Aim of the exercise: Pick out every line that holds the string "towarów" and copy it.

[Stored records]
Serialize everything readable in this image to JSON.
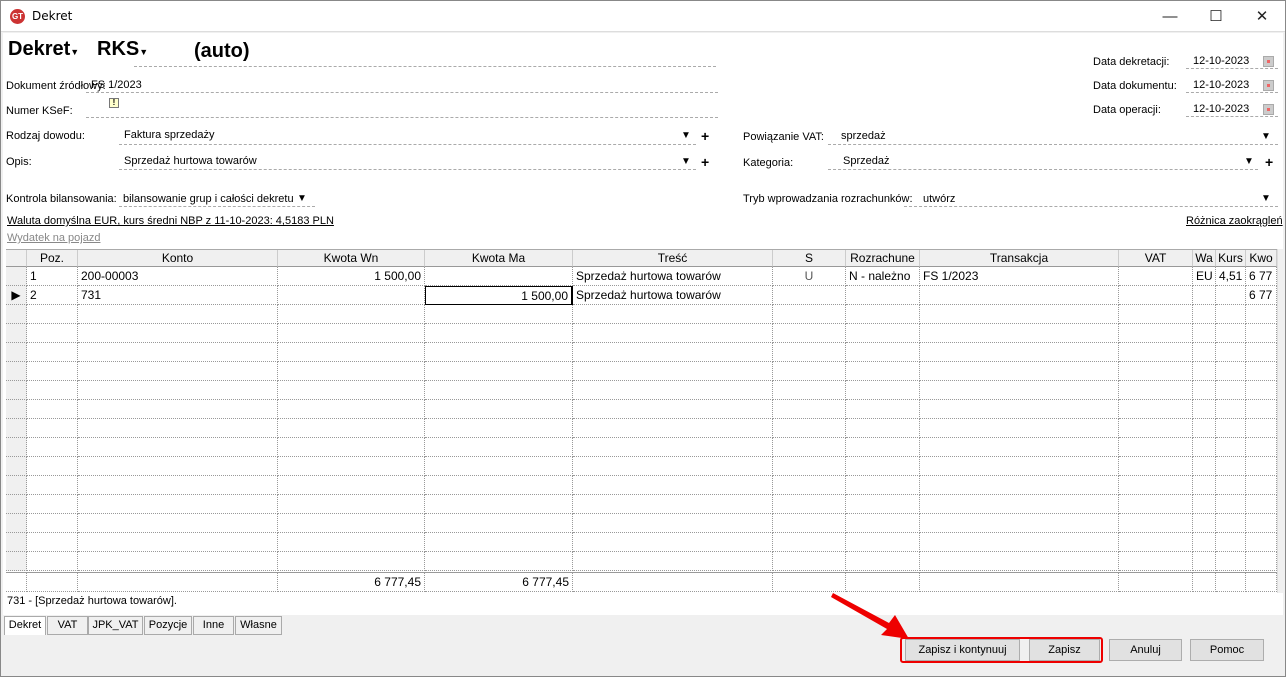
{
  "window": {
    "title": "Dekret",
    "minimize": "—",
    "maximize": "☐",
    "close": "✕"
  },
  "header": {
    "doc_type": "Dekret",
    "journal": "RKS",
    "number": "(auto)"
  },
  "fields": {
    "dokument_zrodlowy": {
      "label": "Dokument źródłowy:",
      "value": "FS 1/2023"
    },
    "numer_ksef": {
      "label": "Numer KSeF:",
      "value": ""
    },
    "rodzaj_dowodu": {
      "label": "Rodzaj dowodu:",
      "value": "Faktura sprzedaży"
    },
    "opis": {
      "label": "Opis:",
      "value": "Sprzedaż hurtowa towarów"
    },
    "kontrola": {
      "label": "Kontrola bilansowania:",
      "value": "bilansowanie grup i całości dekretu"
    },
    "data_dekretacji": {
      "label": "Data dekretacji:",
      "value": "12-10-2023"
    },
    "data_dokumentu": {
      "label": "Data dokumentu:",
      "value": "12-10-2023"
    },
    "data_operacji": {
      "label": "Data operacji:",
      "value": "12-10-2023"
    },
    "powiazanie_vat": {
      "label": "Powiązanie VAT:",
      "value": "sprzedaż"
    },
    "kategoria": {
      "label": "Kategoria:",
      "value": "Sprzedaż"
    },
    "tryb": {
      "label": "Tryb wprowadzania rozrachunków:",
      "value": "utwórz"
    }
  },
  "links": {
    "waluta": "Waluta domyślna EUR, kurs średni NBP z 11-10-2023: 4,5183 PLN",
    "wydatek": "Wydatek na pojazd",
    "roznica": "Różnica zaokrągleń"
  },
  "grid": {
    "columns": [
      "",
      "Poz.",
      "Konto",
      "Kwota Wn",
      "Kwota Ma",
      "Treść",
      "S",
      "Rozrachune",
      "Transakcja",
      "VAT",
      "Wa",
      "Kurs",
      "Kwo"
    ],
    "rows": [
      [
        "",
        "1",
        "200-00003",
        "1 500,00",
        "",
        "Sprzedaż hurtowa towarów",
        "U",
        "N - należno",
        "FS 1/2023",
        "",
        "EU",
        "4,51",
        "6 77"
      ],
      [
        "▶",
        "2",
        "731",
        "",
        "1 500,00",
        "Sprzedaż hurtowa towarów",
        "",
        "",
        "",
        "",
        "",
        "",
        "6 77"
      ]
    ],
    "totals": {
      "wn": "6 777,45",
      "ma": "6 777,45"
    }
  },
  "status": "731 - [Sprzedaż hurtowa towarów].",
  "tabs": [
    "Dekret",
    "VAT",
    "JPK_VAT",
    "Pozycje",
    "Inne",
    "Własne"
  ],
  "buttons": {
    "save_continue": "Zapisz i kontynuuj",
    "save": "Zapisz",
    "cancel": "Anuluj",
    "help": "Pomoc"
  },
  "colors": {
    "highlight": "#e00000"
  }
}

Problem solution:
      "value": "Sprzedaż hurtowa towarów"
        "Sprzedaż hurtowa towarów",
        "Sprzedaż hurtowa towarów",
  "status": "731 - [Sprzedaż hurtowa towarów].",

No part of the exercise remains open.